**AIM OF THE EXERCISE**: Only lines with the word "date" are needed; collect each of them from the listing below.

**WORKING DATA**:
*-*-*
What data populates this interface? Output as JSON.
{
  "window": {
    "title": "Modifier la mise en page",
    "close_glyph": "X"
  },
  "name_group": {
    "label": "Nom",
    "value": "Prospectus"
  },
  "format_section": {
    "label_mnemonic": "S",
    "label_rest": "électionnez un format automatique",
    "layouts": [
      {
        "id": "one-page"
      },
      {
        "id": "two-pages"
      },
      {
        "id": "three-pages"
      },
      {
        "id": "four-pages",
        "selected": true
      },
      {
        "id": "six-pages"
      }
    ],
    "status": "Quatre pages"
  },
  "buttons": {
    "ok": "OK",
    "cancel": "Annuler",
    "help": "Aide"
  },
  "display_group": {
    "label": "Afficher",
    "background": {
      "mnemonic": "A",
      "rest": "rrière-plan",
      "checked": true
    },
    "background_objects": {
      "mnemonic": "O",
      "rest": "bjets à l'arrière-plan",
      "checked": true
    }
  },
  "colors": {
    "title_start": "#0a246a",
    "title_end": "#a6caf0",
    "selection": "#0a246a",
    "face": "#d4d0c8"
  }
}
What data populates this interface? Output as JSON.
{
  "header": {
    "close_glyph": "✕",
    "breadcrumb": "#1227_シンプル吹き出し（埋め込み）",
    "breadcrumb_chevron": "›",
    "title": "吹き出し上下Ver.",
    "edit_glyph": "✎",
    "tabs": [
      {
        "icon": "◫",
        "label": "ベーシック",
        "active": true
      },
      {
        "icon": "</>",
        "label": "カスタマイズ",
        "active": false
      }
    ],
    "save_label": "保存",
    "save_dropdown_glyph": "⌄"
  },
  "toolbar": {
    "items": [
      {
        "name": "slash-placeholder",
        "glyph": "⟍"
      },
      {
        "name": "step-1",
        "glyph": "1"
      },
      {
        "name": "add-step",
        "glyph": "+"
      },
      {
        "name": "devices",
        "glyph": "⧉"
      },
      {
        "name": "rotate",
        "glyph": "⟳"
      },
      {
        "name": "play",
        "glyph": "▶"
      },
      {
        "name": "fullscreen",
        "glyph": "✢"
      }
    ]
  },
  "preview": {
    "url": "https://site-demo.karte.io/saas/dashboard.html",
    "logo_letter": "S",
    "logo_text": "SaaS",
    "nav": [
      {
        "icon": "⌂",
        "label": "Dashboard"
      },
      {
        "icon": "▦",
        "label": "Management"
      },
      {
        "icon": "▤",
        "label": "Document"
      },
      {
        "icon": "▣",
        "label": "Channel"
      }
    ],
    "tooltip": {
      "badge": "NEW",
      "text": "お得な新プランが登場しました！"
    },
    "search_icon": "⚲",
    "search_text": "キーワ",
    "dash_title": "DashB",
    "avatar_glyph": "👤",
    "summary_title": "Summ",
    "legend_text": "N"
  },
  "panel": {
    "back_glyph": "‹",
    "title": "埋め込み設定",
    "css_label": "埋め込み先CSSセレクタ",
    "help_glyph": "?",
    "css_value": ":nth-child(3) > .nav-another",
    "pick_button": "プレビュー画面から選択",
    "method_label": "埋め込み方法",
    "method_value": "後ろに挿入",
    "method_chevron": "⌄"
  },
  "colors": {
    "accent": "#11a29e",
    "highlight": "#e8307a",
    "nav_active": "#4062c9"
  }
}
*-*-*
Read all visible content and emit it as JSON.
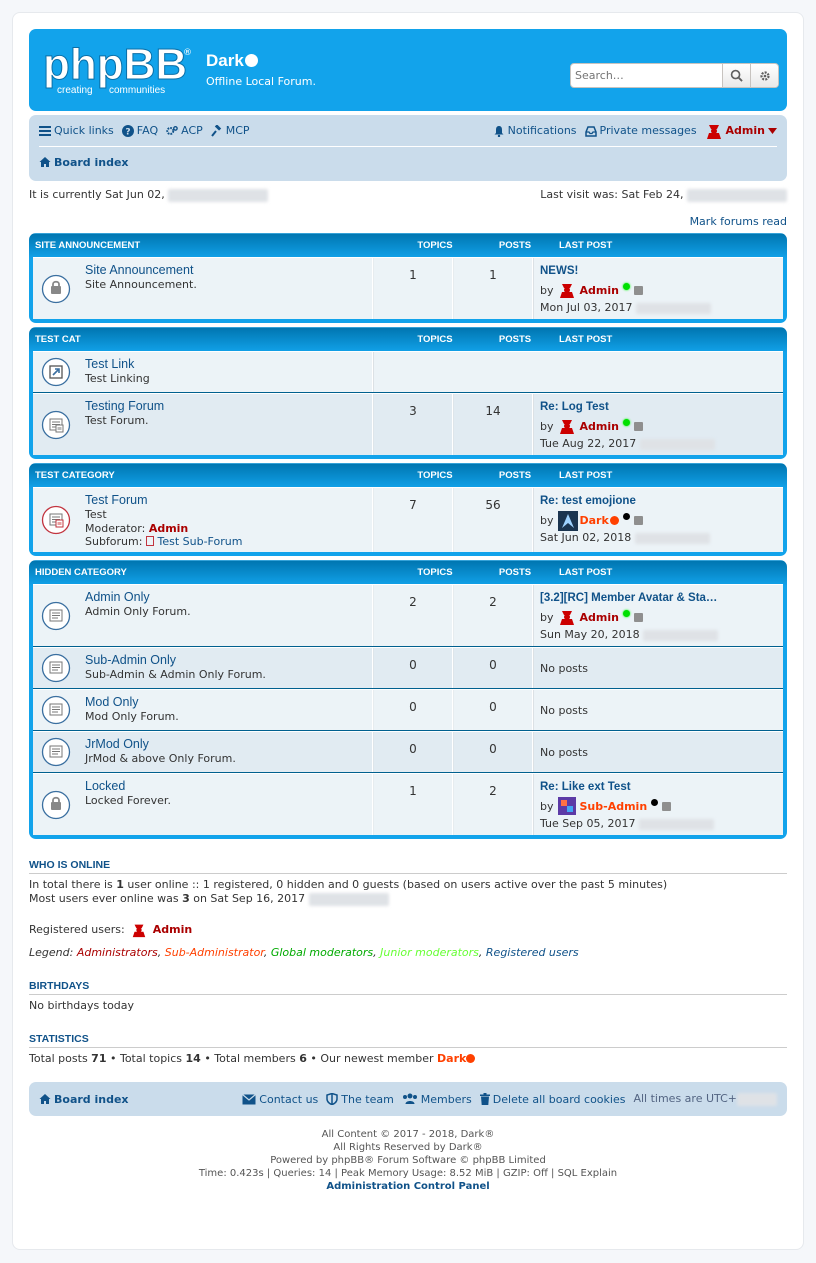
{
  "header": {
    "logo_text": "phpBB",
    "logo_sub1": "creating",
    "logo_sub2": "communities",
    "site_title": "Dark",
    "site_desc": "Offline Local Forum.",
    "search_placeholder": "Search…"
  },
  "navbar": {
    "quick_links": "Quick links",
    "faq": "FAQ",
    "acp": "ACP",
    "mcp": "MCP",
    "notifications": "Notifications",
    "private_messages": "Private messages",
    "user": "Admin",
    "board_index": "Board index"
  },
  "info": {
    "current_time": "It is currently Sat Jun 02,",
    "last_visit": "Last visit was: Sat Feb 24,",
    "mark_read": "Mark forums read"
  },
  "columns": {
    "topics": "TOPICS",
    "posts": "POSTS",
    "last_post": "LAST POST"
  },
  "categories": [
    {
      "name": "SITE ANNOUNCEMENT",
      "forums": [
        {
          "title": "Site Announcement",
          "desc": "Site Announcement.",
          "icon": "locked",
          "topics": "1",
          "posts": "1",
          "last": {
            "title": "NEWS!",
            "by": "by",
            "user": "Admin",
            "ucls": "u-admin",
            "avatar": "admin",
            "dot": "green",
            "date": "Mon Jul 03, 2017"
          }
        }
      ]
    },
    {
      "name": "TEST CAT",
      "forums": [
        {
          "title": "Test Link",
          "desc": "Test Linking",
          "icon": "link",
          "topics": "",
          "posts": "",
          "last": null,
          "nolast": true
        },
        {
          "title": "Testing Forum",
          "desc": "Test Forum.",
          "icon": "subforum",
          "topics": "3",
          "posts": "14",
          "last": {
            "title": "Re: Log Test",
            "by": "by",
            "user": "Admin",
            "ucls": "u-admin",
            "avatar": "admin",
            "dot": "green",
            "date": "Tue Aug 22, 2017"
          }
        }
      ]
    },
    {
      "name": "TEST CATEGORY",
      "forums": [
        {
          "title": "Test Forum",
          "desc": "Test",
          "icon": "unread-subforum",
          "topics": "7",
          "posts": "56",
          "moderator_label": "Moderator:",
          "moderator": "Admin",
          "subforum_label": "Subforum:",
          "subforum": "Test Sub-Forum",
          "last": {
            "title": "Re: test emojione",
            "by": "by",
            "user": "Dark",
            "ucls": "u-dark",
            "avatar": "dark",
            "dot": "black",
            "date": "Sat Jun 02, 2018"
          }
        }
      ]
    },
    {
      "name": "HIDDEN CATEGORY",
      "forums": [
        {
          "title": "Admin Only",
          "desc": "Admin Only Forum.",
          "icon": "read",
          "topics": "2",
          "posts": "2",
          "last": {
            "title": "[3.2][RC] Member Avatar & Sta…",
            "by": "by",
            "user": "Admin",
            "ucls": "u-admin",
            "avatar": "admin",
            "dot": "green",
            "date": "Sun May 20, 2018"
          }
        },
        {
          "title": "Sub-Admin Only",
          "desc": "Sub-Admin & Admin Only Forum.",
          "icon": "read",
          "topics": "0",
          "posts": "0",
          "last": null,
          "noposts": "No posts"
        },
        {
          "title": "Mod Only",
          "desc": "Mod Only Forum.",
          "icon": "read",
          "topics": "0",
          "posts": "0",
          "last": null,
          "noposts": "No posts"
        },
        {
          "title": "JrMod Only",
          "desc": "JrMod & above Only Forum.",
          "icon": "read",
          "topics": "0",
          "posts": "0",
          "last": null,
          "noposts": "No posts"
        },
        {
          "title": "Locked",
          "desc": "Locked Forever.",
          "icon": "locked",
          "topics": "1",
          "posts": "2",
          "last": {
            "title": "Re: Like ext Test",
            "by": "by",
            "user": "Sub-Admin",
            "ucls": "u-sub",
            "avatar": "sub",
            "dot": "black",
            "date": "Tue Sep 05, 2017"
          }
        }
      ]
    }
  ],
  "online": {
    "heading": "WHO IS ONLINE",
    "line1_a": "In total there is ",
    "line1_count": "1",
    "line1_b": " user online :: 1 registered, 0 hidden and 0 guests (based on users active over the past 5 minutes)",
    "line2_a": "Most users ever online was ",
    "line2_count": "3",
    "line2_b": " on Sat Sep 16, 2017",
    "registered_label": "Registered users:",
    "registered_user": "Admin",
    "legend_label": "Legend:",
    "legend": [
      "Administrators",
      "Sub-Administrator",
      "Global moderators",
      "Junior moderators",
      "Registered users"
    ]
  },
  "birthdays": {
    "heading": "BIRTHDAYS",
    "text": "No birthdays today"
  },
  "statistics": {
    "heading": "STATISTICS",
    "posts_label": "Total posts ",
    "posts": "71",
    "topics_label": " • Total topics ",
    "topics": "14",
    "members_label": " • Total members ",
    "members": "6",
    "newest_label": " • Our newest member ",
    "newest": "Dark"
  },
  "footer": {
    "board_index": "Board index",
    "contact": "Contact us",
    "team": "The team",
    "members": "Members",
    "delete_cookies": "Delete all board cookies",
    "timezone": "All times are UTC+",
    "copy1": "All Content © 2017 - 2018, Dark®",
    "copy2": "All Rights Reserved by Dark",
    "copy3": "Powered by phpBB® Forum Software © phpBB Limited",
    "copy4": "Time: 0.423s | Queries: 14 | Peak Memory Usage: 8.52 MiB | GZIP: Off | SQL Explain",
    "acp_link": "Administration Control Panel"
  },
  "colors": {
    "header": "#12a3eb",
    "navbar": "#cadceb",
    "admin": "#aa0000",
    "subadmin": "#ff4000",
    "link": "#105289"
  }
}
*-*-*
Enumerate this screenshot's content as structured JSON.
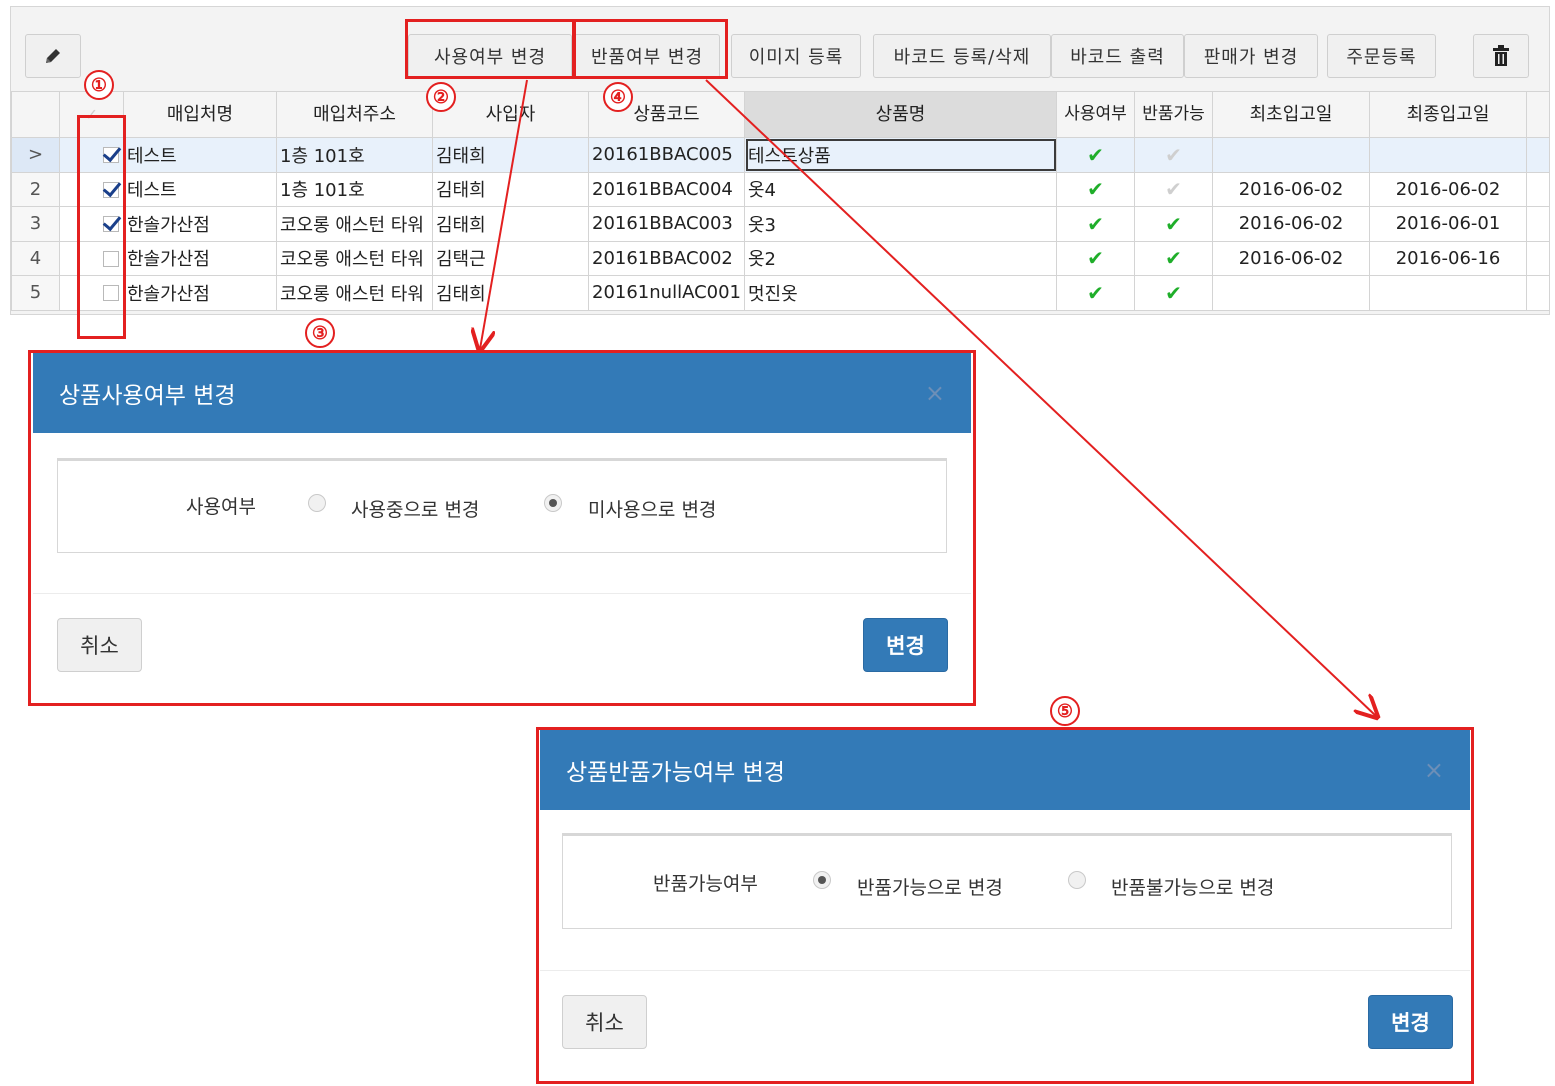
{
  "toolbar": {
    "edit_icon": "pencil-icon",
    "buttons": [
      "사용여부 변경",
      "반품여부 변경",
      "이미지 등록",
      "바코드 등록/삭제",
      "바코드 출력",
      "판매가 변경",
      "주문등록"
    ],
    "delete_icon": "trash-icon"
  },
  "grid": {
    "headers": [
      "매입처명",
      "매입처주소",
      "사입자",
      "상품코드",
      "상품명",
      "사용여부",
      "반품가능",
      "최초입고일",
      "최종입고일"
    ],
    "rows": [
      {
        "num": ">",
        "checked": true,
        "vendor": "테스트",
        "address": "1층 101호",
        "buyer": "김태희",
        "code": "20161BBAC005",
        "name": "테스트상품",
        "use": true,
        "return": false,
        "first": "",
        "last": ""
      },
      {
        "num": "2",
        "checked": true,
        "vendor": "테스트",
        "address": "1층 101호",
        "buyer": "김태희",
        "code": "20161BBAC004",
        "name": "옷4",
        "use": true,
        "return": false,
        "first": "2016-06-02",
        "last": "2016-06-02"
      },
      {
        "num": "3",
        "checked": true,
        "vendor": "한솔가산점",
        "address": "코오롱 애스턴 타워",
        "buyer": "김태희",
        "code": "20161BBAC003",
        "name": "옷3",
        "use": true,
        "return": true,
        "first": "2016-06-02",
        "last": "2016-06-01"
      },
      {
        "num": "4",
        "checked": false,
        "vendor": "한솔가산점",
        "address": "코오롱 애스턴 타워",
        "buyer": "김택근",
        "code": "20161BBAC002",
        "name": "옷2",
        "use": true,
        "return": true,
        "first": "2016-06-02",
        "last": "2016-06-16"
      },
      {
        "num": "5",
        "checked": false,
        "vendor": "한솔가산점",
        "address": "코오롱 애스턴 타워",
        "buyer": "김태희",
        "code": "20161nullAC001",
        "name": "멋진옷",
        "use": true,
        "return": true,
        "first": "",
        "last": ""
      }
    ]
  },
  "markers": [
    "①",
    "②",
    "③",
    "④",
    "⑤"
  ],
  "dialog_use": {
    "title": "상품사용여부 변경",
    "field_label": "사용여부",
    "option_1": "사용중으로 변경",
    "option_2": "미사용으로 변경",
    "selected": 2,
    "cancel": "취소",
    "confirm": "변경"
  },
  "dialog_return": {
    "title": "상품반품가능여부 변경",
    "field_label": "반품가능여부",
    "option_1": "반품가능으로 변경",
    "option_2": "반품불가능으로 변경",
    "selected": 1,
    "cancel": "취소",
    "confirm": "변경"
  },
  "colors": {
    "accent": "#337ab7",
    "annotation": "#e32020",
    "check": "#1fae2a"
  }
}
*-*-*
**FINAL ANSWER**:
            "date": "Mon Jul 03, 2017"
            "date": "Tue Aug 22, 2017"
            "date": "Sat Jun 02, 2018"
            "date": "Sun May 20, 2018"
            "date": "Tue Sep 05, 2017"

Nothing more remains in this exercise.